* [Written instruction]
Repeat the listing in full, exactly as it stands.

* [Items]
[Start]

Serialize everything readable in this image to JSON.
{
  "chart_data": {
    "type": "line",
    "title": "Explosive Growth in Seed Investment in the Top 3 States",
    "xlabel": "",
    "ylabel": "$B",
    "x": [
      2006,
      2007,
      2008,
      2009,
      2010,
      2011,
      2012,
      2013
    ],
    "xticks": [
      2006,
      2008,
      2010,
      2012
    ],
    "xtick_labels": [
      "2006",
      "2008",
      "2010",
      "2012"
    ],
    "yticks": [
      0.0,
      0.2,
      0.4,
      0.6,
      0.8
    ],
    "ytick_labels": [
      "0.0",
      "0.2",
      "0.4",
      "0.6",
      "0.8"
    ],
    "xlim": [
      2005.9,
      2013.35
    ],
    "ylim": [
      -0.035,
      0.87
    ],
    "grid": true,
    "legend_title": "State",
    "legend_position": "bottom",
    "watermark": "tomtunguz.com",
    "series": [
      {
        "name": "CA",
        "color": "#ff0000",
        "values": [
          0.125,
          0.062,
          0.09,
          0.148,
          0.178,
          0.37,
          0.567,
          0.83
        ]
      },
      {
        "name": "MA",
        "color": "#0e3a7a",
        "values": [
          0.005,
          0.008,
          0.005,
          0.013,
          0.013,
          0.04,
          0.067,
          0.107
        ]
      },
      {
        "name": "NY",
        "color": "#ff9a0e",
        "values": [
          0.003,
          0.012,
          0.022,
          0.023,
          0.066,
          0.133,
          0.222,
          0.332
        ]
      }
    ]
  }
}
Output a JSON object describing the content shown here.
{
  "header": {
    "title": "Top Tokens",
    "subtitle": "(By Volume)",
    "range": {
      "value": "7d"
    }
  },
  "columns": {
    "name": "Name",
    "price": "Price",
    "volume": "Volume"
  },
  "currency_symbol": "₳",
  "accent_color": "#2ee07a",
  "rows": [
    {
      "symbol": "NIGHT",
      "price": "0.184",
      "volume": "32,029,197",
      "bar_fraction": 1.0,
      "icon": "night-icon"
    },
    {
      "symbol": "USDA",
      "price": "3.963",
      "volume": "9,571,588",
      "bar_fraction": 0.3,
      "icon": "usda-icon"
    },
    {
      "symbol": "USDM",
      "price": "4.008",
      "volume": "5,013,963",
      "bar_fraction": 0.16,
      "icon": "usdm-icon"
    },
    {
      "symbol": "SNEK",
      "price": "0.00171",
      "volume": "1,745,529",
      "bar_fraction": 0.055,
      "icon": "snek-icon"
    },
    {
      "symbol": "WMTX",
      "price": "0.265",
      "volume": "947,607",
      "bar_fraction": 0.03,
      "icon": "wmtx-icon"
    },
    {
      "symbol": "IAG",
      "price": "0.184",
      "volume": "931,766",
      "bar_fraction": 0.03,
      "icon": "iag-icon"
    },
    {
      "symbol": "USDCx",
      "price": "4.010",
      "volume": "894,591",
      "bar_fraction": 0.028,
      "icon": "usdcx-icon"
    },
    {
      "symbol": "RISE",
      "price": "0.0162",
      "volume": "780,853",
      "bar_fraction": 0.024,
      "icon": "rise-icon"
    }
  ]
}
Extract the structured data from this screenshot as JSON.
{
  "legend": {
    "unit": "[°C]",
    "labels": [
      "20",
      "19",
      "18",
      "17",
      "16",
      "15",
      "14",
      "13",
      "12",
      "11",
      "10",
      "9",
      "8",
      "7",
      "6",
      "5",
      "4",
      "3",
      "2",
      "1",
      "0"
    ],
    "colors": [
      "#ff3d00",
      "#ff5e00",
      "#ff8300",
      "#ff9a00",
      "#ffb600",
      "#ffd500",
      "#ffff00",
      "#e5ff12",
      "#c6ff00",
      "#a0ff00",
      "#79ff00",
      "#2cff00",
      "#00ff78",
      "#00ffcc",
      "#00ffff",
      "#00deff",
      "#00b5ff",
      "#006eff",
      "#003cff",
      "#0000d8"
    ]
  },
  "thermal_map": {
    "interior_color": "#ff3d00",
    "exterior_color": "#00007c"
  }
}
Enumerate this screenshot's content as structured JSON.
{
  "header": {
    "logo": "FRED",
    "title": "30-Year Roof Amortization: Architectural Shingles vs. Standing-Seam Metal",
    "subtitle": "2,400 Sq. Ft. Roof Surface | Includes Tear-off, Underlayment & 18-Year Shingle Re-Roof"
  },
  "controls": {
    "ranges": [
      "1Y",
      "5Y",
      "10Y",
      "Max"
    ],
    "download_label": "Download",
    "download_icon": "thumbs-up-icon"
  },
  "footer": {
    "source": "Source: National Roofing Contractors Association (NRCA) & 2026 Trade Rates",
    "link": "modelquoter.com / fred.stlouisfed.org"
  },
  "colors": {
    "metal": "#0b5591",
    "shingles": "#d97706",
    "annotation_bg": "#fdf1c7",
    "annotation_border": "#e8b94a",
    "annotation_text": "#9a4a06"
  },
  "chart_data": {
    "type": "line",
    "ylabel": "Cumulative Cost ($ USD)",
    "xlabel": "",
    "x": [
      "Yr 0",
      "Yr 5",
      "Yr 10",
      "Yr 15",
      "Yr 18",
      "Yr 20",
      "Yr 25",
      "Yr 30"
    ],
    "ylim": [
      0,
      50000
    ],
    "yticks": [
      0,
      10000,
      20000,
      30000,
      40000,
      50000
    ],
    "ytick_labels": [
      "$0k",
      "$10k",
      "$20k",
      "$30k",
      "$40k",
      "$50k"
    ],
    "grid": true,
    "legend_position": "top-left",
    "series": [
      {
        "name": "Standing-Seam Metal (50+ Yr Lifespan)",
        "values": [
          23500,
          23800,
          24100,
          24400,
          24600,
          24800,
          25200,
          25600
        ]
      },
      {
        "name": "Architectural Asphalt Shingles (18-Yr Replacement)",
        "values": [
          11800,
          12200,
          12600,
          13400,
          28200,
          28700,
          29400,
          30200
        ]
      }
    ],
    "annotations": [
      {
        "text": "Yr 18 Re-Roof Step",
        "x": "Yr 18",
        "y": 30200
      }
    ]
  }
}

[End]

* [The output]
Serialize everything readable in this image to JSON.
{
  "chart_data": {
    "type": "line",
    "title": "Explosive Growth in Seed Investment in the Top 3 States",
    "xlabel": "",
    "ylabel": "$B",
    "x": [
      2006,
      2007,
      2008,
      2009,
      2010,
      2011,
      2012,
      2013
    ],
    "xticks": [
      2006,
      2008,
      2010,
      2012
    ],
    "xtick_labels": [
      "2006",
      "2008",
      "2010",
      "2012"
    ],
    "yticks": [
      0.0,
      0.2,
      0.4,
      0.6,
      0.8
    ],
    "ytick_labels": [
      "0.0",
      "0.2",
      "0.4",
      "0.6",
      "0.8"
    ],
    "xlim": [
      2005.9,
      2013.35
    ],
    "ylim": [
      -0.035,
      0.87
    ],
    "grid": true,
    "legend_title": "State",
    "legend_position": "bottom",
    "watermark": "tomtunguz.com",
    "series": [
      {
        "name": "CA",
        "color": "#ff0000",
        "values": [
          0.125,
          0.062,
          0.09,
          0.148,
          0.178,
          0.37,
          0.567,
          0.83
        ]
      },
      {
        "name": "MA",
        "color": "#0e3a7a",
        "values": [
          0.005,
          0.008,
          0.005,
          0.013,
          0.013,
          0.04,
          0.067,
          0.107
        ]
      },
      {
        "name": "NY",
        "color": "#ff9a0e",
        "values": [
          0.003,
          0.012,
          0.022,
          0.023,
          0.066,
          0.133,
          0.222,
          0.332
        ]
      }
    ]
  }
}
Output a JSON object describing the content shown here.
{
  "header": {
    "title": "Top Tokens",
    "subtitle": "(By Volume)",
    "range": {
      "value": "7d"
    }
  },
  "columns": {
    "name": "Name",
    "price": "Price",
    "volume": "Volume"
  },
  "currency_symbol": "₳",
  "accent_color": "#2ee07a",
  "rows": [
    {
      "symbol": "NIGHT",
      "price": "0.184",
      "volume": "32,029,197",
      "bar_fraction": 1.0,
      "icon": "night-icon"
    },
    {
      "symbol": "USDA",
      "price": "3.963",
      "volume": "9,571,588",
      "bar_fraction": 0.3,
      "icon": "usda-icon"
    },
    {
      "symbol": "USDM",
      "price": "4.008",
      "volume": "5,013,963",
      "bar_fraction": 0.16,
      "icon": "usdm-icon"
    },
    {
      "symbol": "SNEK",
      "price": "0.00171",
      "volume": "1,745,529",
      "bar_fraction": 0.055,
      "icon": "snek-icon"
    },
    {
      "symbol": "WMTX",
      "price": "0.265",
      "volume": "947,607",
      "bar_fraction": 0.03,
      "icon": "wmtx-icon"
    },
    {
      "symbol": "IAG",
      "price": "0.184",
      "volume": "931,766",
      "bar_fraction": 0.03,
      "icon": "iag-icon"
    },
    {
      "symbol": "USDCx",
      "price": "4.010",
      "volume": "894,591",
      "bar_fraction": 0.028,
      "icon": "usdcx-icon"
    },
    {
      "symbol": "RISE",
      "price": "0.0162",
      "volume": "780,853",
      "bar_fraction": 0.024,
      "icon": "rise-icon"
    }
  ]
}
Extract the structured data from this screenshot as JSON.
{
  "legend": {
    "unit": "[°C]",
    "labels": [
      "20",
      "19",
      "18",
      "17",
      "16",
      "15",
      "14",
      "13",
      "12",
      "11",
      "10",
      "9",
      "8",
      "7",
      "6",
      "5",
      "4",
      "3",
      "2",
      "1",
      "0"
    ],
    "colors": [
      "#ff3d00",
      "#ff5e00",
      "#ff8300",
      "#ff9a00",
      "#ffb600",
      "#ffd500",
      "#ffff00",
      "#e5ff12",
      "#c6ff00",
      "#a0ff00",
      "#79ff00",
      "#2cff00",
      "#00ff78",
      "#00ffcc",
      "#00ffff",
      "#00deff",
      "#00b5ff",
      "#006eff",
      "#003cff",
      "#0000d8"
    ]
  },
  "thermal_map": {
    "interior_color": "#ff3d00",
    "exterior_color": "#00007c"
  }
}
Enumerate this screenshot's content as structured JSON.
{
  "header": {
    "logo": "FRED",
    "title": "30-Year Roof Amortization: Architectural Shingles vs. Standing-Seam Metal",
    "subtitle": "2,400 Sq. Ft. Roof Surface | Includes Tear-off, Underlayment & 18-Year Shingle Re-Roof"
  },
  "controls": {
    "ranges": [
      "1Y",
      "5Y",
      "10Y",
      "Max"
    ],
    "download_label": "Download",
    "download_icon": "thumbs-up-icon"
  },
  "footer": {
    "source": "Source: National Roofing Contractors Association (NRCA) & 2026 Trade Rates",
    "link": "modelquoter.com / fred.stlouisfed.org"
  },
  "colors": {
    "metal": "#0b5591",
    "shingles": "#d97706",
    "annotation_bg": "#fdf1c7",
    "annotation_border": "#e8b94a",
    "annotation_text": "#9a4a06"
  },
  "chart_data": {
    "type": "line",
    "ylabel": "Cumulative Cost ($ USD)",
    "xlabel": "",
    "x": [
      "Yr 0",
      "Yr 5",
      "Yr 10",
      "Yr 15",
      "Yr 18",
      "Yr 20",
      "Yr 25",
      "Yr 30"
    ],
    "ylim": [
      0,
      50000
    ],
    "yticks": [
      0,
      10000,
      20000,
      30000,
      40000,
      50000
    ],
    "ytick_labels": [
      "$0k",
      "$10k",
      "$20k",
      "$30k",
      "$40k",
      "$50k"
    ],
    "grid": true,
    "legend_position": "top-left",
    "series": [
      {
        "name": "Standing-Seam Metal (50+ Yr Lifespan)",
        "values": [
          23500,
          23800,
          24100,
          24400,
          24600,
          24800,
          25200,
          25600
        ]
      },
      {
        "name": "Architectural Asphalt Shingles (18-Yr Replacement)",
        "values": [
          11800,
          12200,
          12600,
          13400,
          28200,
          28700,
          29400,
          30200
        ]
      }
    ],
    "annotations": [
      {
        "text": "Yr 18 Re-Roof Step",
        "x": "Yr 18",
        "y": 30200
      }
    ]
  }
}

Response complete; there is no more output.